> Source extract

++++++

This paper contains 5 sections, 4 figures, 2 tables.

Figures (4)

  • Figure 1: Left: The field of view of the XRISM/Resolve pointings shown on the three-color image of Cas A taken by Chandra. Red, green, and blue include emission within energy bands of 6.54--6.92 keV (Fe He$\alpha$), 1.76-1.94 keV (Si He$\alpha$), and 4.2-6.0 keV (continuum), respectively. The dashed ellipses indicate the approximate locations of the three Fe-rich blobs in Cas A.
  • Figure 2: Left: Two-color image of Cas A obtained with XRISM/Xtend and Chandra. Red indicates the 0.5–12 keV emission observed with Xtend, and green shows the Si-to-Mg line emission ratio map. The spectra were extracted from the white-box region labeled “JET.” Right: X-ray spectrum from the JET region (black points) along with the best-fit model (red solid line) in the 1.6–12 keV energy range. The lower panel displays the residuals between the data and the model. The orange, light blue, and blue solid lines correspond to the low-temperature plasma component, the high-temperature plasma component, and the power-law component, respectively.
  • Figure 3: X-ray spectrum of the SE region obtained with Resolve (black points) together with the best-fit model (red solid line). The left panel presents the fit in the 1.6–12 keV energy range, while the lower panel shows the residuals between the data and the model. The orange, light blue, blue, and gray solid lines represent the low-temperature plasma model, the high-temperature plasma model, the power-law model, and the NXB model, respectively. The multiple panels on the right show zoomed-in views of the energy bands of Ti, Cr, Mn, and Ni.

++++++

> Structured page parsing data
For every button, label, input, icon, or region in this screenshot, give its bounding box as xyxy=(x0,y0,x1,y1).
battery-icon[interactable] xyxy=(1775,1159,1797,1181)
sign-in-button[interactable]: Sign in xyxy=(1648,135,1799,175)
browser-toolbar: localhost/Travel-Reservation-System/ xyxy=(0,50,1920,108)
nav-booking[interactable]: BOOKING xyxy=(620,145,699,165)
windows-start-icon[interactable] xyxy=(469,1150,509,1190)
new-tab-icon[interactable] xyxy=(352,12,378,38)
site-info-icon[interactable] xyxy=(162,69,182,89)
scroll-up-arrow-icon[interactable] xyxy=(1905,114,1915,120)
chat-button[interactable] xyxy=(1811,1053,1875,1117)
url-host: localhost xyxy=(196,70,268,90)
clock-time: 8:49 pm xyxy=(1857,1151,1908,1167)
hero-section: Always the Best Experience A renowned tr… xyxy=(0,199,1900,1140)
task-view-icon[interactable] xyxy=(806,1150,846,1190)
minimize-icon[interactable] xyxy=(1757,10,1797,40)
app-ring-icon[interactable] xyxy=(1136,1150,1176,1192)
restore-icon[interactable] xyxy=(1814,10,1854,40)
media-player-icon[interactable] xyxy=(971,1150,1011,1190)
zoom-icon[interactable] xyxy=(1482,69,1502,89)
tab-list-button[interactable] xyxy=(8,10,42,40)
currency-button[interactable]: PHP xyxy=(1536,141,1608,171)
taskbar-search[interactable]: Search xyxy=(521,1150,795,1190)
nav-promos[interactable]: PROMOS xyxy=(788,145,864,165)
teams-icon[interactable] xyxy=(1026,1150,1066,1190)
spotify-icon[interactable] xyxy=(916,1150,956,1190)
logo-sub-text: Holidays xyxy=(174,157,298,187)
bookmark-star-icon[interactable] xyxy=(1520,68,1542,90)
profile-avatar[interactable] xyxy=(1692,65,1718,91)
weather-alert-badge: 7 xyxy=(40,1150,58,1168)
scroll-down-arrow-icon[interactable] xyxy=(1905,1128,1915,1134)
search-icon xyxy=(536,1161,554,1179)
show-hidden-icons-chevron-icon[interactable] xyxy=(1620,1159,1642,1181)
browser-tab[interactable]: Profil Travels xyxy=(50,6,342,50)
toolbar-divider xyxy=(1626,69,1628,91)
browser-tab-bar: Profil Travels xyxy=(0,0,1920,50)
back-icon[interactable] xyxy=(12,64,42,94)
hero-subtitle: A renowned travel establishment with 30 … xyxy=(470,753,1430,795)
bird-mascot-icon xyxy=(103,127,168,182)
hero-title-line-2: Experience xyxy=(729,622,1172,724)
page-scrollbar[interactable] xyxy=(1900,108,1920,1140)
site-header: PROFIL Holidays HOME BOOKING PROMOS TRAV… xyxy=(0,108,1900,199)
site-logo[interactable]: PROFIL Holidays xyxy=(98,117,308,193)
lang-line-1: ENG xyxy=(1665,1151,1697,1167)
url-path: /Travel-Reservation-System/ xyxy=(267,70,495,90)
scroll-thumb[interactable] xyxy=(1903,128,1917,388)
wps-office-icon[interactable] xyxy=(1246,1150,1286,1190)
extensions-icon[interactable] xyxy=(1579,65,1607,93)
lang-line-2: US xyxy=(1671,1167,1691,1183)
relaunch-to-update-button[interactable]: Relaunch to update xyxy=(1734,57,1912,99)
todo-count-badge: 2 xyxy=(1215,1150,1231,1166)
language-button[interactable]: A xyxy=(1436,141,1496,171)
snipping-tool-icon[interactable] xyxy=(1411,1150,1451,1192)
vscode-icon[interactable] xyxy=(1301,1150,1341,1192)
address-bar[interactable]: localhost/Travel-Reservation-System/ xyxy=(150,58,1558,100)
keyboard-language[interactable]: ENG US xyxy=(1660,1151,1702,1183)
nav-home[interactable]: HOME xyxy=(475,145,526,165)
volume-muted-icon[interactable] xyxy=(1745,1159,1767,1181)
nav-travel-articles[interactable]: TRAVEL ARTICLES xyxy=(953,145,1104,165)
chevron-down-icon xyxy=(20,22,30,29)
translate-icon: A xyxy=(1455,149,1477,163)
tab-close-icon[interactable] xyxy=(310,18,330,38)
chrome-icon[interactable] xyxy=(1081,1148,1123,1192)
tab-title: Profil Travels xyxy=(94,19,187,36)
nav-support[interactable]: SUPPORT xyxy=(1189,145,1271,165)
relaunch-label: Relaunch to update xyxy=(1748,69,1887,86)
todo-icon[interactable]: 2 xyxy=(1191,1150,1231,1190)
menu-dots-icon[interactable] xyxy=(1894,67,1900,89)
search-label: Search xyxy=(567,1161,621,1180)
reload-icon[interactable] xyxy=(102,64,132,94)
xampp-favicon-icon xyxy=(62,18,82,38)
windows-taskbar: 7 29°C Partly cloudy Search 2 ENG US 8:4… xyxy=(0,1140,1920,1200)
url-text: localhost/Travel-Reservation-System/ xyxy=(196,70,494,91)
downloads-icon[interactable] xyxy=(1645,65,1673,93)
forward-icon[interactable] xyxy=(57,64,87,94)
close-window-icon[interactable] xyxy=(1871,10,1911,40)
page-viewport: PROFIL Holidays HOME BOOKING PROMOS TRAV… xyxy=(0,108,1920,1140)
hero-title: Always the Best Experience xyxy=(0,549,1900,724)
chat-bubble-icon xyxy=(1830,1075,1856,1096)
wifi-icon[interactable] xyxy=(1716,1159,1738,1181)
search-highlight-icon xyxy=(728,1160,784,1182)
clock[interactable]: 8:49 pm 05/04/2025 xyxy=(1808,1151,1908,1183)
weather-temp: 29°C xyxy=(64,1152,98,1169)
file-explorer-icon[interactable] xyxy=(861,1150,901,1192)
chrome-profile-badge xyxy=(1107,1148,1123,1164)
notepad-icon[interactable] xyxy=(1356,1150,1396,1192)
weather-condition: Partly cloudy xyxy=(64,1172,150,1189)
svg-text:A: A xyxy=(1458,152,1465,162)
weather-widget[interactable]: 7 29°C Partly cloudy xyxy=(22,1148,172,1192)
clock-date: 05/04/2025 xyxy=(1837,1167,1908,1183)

++++++

> Tasks and exercises
A. Name the four model components whose solid lines appear in Figure 3, according to the figure captions.
B. In the figure captions, what does the green color show in the left panel of Figure 2?
C. Using the figure captions, explain what each of the three colors in the Chandra image of Figure 1 represents.

> Solutions per task
A. The low-temperature plasma model, the high-temperature plasma model, the power-law model, and the NXB model.

B. The green color shows the Si-to-Mg line emission ratio map.

C. Red shows emission in the 6.54–6.92 keV band (Fe He$\alpha$). Green shows emission in the 1.76–1.94 keV band (Si He$\alpha$). Blue shows emission in the 4.2–6.0 keV band (continuum).